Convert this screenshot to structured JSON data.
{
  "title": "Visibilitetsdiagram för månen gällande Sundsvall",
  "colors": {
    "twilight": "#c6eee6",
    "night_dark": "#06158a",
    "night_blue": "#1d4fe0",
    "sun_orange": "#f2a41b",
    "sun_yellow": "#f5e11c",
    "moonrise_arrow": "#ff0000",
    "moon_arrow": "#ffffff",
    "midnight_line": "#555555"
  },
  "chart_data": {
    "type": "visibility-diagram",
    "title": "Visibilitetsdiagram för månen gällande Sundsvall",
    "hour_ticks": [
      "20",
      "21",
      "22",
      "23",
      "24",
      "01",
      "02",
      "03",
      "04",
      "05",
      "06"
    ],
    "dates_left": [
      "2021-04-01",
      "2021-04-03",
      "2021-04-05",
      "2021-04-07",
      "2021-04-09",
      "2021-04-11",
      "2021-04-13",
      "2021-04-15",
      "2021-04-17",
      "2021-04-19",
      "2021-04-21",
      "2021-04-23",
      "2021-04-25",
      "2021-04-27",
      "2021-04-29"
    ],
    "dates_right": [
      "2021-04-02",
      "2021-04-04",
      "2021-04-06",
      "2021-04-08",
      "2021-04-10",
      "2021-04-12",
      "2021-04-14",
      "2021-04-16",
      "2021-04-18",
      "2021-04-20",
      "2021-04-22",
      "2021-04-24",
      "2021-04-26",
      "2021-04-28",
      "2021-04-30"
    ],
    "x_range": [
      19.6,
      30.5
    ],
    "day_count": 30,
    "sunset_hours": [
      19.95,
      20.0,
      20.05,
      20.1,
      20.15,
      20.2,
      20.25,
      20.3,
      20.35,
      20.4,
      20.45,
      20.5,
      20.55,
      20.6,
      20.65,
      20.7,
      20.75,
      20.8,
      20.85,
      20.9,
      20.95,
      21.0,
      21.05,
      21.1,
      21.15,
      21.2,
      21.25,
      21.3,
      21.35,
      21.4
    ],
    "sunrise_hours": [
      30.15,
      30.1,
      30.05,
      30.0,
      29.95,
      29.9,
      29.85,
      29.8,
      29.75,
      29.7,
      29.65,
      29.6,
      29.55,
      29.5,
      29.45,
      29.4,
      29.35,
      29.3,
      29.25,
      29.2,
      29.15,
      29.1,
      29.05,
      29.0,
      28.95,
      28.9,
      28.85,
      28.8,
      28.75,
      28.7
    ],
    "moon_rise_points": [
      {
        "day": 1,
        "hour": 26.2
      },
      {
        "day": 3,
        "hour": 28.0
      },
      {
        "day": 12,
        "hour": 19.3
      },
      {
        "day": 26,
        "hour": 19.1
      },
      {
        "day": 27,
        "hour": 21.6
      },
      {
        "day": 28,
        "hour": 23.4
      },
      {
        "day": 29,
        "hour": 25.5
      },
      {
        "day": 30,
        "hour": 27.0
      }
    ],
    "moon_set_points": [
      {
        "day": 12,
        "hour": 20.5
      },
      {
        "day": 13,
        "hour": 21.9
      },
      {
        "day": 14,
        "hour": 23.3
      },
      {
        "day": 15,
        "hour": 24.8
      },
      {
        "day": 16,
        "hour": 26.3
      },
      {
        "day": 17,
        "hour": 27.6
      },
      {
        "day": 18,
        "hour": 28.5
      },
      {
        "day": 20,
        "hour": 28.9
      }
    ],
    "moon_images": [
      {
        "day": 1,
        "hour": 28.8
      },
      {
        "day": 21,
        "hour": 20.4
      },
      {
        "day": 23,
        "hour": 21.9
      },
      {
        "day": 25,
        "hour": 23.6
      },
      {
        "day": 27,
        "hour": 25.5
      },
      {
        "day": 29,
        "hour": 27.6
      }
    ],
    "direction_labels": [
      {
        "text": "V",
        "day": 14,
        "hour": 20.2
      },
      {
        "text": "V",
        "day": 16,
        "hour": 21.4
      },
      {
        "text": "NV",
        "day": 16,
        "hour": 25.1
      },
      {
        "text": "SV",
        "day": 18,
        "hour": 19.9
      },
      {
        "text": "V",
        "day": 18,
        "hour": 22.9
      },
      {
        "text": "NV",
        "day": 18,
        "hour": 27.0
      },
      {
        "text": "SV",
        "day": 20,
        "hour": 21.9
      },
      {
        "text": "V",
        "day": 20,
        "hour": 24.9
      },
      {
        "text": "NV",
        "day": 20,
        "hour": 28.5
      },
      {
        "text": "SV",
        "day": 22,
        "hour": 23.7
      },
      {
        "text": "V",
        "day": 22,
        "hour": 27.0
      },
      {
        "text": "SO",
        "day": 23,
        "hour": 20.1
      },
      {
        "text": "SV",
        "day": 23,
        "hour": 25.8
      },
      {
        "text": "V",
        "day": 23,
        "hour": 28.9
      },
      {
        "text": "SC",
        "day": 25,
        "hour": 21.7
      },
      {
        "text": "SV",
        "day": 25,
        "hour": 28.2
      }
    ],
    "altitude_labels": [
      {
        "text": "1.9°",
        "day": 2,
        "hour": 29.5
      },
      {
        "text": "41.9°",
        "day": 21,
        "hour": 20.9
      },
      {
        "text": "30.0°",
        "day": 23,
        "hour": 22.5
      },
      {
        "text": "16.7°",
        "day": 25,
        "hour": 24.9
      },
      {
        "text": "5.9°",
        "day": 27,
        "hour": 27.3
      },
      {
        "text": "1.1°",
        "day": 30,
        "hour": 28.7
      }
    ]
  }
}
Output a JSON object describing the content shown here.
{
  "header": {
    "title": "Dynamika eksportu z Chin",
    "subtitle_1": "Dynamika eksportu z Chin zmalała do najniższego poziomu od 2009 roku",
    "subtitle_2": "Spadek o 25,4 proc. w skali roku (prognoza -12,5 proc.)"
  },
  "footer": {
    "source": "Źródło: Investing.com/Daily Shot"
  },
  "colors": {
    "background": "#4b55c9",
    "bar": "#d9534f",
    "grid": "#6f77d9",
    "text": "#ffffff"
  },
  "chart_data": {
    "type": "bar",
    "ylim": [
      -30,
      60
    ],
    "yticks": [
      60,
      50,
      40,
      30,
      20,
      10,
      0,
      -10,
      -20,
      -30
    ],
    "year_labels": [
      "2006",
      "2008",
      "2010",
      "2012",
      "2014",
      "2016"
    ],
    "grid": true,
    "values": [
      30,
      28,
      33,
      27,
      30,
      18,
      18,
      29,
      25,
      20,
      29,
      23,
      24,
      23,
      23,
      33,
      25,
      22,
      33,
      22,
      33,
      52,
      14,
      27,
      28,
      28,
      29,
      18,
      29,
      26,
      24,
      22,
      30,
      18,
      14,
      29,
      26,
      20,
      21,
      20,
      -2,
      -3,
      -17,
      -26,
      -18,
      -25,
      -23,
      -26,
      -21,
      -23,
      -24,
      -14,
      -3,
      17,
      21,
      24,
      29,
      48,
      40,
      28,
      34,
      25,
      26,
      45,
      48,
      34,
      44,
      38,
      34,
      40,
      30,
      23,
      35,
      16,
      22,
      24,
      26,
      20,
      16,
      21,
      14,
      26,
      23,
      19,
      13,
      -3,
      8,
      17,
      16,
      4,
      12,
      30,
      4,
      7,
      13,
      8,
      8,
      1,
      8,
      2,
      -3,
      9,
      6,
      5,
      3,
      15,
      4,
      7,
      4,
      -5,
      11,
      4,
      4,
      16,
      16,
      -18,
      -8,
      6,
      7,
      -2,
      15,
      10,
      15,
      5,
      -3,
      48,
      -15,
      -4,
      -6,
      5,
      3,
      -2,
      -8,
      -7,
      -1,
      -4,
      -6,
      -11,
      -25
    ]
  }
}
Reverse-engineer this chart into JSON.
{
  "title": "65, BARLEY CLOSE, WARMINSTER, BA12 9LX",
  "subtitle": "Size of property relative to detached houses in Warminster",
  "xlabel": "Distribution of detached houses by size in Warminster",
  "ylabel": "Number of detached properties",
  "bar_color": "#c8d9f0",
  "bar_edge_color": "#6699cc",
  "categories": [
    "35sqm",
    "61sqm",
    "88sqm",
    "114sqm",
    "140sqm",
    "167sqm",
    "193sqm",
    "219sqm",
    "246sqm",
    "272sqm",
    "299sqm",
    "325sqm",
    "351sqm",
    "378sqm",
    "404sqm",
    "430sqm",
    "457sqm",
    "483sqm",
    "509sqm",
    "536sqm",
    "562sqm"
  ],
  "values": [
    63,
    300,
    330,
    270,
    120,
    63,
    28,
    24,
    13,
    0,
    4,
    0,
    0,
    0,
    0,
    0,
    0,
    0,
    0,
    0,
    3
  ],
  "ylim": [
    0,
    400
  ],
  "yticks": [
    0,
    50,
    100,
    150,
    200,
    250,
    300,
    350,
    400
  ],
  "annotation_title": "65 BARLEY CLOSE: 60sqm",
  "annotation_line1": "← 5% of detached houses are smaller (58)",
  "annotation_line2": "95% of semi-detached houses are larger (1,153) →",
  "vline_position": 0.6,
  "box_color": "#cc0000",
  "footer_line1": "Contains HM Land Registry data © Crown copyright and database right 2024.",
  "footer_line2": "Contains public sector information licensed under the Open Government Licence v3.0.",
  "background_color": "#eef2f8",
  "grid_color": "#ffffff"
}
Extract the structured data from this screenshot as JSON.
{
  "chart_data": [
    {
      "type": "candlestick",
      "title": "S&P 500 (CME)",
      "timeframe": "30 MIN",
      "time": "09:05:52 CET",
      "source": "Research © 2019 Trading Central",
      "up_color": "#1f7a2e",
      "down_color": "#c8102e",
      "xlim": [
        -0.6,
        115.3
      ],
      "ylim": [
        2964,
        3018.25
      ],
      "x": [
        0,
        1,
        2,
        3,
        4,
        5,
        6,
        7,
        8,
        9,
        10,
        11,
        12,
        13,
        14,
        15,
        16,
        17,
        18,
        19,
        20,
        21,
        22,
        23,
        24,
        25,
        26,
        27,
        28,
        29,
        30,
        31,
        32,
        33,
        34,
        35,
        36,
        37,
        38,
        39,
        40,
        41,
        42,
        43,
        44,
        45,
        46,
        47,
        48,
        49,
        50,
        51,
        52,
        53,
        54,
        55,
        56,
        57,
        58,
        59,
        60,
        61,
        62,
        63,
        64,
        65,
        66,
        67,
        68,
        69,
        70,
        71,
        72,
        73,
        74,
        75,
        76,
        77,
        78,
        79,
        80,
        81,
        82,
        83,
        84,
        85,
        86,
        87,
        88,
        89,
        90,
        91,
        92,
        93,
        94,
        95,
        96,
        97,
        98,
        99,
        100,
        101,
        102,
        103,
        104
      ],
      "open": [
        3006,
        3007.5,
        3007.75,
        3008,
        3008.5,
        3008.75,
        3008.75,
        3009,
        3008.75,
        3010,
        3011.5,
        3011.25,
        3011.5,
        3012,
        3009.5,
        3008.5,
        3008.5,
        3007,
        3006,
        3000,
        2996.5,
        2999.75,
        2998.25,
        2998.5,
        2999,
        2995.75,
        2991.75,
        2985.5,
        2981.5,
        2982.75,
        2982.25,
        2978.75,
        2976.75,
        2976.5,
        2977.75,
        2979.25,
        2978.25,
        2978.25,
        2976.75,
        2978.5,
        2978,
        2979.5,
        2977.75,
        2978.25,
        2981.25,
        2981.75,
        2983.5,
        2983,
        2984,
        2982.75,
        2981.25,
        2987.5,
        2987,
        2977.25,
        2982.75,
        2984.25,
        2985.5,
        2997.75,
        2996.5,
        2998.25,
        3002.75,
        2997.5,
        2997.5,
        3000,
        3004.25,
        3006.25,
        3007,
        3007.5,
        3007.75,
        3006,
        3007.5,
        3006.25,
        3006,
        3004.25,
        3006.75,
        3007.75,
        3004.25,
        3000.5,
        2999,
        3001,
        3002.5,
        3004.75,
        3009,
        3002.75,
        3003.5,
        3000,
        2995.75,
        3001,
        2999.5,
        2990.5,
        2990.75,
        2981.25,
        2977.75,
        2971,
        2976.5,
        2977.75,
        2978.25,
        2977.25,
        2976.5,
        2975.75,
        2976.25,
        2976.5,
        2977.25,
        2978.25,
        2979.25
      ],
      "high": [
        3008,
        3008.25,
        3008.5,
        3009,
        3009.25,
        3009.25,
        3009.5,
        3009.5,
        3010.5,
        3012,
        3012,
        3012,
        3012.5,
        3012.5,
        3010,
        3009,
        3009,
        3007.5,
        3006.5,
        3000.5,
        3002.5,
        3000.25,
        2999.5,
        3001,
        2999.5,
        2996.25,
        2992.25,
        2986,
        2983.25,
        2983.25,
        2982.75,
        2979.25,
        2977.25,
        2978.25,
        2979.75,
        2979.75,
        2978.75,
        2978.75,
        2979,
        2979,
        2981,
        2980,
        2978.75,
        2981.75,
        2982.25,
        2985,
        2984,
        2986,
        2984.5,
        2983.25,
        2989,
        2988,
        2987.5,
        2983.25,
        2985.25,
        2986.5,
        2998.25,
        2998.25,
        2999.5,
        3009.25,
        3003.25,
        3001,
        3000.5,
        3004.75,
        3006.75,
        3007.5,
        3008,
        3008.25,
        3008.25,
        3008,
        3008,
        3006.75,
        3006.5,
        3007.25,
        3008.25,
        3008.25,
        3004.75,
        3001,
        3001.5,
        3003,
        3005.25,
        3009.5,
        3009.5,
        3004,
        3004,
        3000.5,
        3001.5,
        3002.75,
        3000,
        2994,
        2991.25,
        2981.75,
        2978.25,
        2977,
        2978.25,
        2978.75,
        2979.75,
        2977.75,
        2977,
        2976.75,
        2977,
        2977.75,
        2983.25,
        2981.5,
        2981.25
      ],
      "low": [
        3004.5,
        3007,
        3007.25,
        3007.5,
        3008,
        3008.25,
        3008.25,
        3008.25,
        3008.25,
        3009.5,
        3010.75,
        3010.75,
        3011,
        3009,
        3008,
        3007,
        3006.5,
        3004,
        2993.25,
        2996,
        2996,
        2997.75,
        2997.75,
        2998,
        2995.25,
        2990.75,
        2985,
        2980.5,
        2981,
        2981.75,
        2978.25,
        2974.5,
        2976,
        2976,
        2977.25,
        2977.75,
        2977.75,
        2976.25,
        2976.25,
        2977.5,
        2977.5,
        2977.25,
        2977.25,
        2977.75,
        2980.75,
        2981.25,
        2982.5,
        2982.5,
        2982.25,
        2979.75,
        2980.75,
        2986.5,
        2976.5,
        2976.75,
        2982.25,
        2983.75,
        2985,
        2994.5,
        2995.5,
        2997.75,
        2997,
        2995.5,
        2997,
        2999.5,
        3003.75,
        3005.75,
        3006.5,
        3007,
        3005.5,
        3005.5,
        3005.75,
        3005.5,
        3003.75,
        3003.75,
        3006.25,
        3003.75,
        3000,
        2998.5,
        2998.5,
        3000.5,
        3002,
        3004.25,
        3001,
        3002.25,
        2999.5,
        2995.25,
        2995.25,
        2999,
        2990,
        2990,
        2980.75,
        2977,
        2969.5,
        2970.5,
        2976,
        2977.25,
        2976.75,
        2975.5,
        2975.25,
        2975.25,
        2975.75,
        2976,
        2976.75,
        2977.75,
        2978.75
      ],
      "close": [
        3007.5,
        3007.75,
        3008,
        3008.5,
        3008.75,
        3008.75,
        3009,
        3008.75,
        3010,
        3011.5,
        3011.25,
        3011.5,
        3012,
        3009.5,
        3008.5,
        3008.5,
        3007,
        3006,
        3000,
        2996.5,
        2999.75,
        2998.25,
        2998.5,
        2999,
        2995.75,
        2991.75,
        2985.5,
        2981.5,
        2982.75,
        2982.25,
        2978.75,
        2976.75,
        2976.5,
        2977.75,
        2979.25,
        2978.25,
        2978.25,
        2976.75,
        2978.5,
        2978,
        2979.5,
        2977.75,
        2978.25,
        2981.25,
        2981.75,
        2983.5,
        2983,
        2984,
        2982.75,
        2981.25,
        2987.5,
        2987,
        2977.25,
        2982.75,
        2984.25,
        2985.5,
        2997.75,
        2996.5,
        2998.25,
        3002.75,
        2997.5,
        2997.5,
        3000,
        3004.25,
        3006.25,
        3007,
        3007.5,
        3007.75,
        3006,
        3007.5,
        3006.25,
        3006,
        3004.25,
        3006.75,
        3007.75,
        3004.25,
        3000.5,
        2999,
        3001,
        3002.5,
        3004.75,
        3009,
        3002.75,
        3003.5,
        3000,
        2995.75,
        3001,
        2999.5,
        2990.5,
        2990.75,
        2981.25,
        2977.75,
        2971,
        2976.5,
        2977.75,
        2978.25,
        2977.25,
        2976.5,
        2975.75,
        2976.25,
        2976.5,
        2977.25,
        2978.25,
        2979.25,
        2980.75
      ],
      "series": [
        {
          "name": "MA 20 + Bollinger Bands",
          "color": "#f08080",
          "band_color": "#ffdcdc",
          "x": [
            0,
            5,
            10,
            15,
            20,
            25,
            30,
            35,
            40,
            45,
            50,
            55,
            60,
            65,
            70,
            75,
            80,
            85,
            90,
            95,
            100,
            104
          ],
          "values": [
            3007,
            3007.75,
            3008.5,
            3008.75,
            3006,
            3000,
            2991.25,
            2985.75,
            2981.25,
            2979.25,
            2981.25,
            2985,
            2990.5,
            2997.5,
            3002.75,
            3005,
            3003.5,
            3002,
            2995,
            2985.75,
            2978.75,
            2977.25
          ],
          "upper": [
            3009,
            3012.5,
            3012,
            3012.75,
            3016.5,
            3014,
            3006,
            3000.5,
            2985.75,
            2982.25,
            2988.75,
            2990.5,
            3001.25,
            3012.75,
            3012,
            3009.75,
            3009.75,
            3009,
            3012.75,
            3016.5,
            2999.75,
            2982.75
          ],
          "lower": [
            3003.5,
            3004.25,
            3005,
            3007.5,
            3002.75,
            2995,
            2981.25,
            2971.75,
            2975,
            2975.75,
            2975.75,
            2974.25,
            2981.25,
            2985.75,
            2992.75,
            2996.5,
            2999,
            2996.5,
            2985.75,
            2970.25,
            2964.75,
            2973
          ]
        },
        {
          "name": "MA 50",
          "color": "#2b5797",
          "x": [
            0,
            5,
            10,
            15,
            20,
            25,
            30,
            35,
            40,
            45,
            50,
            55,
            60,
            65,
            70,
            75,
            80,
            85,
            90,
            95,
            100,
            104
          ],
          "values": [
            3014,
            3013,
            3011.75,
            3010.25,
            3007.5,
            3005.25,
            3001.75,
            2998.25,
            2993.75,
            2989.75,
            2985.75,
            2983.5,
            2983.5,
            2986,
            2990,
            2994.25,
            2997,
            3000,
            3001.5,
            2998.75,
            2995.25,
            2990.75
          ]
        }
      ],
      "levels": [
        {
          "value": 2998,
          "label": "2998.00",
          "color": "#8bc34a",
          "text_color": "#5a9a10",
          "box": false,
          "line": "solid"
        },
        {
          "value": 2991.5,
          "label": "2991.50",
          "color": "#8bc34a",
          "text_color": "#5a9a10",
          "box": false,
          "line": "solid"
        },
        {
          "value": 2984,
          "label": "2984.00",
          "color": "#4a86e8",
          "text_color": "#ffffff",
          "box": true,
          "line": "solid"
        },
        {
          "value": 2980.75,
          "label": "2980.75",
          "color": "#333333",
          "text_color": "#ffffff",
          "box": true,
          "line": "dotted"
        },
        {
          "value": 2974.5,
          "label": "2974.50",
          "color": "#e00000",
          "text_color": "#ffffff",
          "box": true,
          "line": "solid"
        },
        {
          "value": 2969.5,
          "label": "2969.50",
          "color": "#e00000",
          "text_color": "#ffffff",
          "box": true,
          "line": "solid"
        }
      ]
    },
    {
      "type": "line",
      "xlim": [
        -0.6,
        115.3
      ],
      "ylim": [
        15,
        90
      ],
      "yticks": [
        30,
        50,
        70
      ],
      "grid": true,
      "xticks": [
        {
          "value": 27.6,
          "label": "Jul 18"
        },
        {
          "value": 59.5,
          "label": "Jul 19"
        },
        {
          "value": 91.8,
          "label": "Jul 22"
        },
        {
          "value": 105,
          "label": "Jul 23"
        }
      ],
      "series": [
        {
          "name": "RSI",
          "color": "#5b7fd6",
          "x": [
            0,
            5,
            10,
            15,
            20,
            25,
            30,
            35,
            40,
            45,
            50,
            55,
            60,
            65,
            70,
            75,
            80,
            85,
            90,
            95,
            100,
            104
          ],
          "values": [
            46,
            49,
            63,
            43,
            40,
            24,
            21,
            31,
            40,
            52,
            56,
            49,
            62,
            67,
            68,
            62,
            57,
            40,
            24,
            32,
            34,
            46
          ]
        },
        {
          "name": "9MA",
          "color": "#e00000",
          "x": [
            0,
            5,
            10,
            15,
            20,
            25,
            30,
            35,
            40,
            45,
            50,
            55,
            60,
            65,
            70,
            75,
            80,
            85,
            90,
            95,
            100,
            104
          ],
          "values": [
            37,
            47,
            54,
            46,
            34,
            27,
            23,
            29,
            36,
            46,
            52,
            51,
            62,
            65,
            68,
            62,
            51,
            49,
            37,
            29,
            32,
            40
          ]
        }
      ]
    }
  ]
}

> [AIM] Choose all lines containing the string "this" and copy them out.

> [FULL RESPONSE]
Convert this screenshot to structured JSON data.
Reverse-engineer this chart into JSON.
Extract the structured data from this screenshot as JSON.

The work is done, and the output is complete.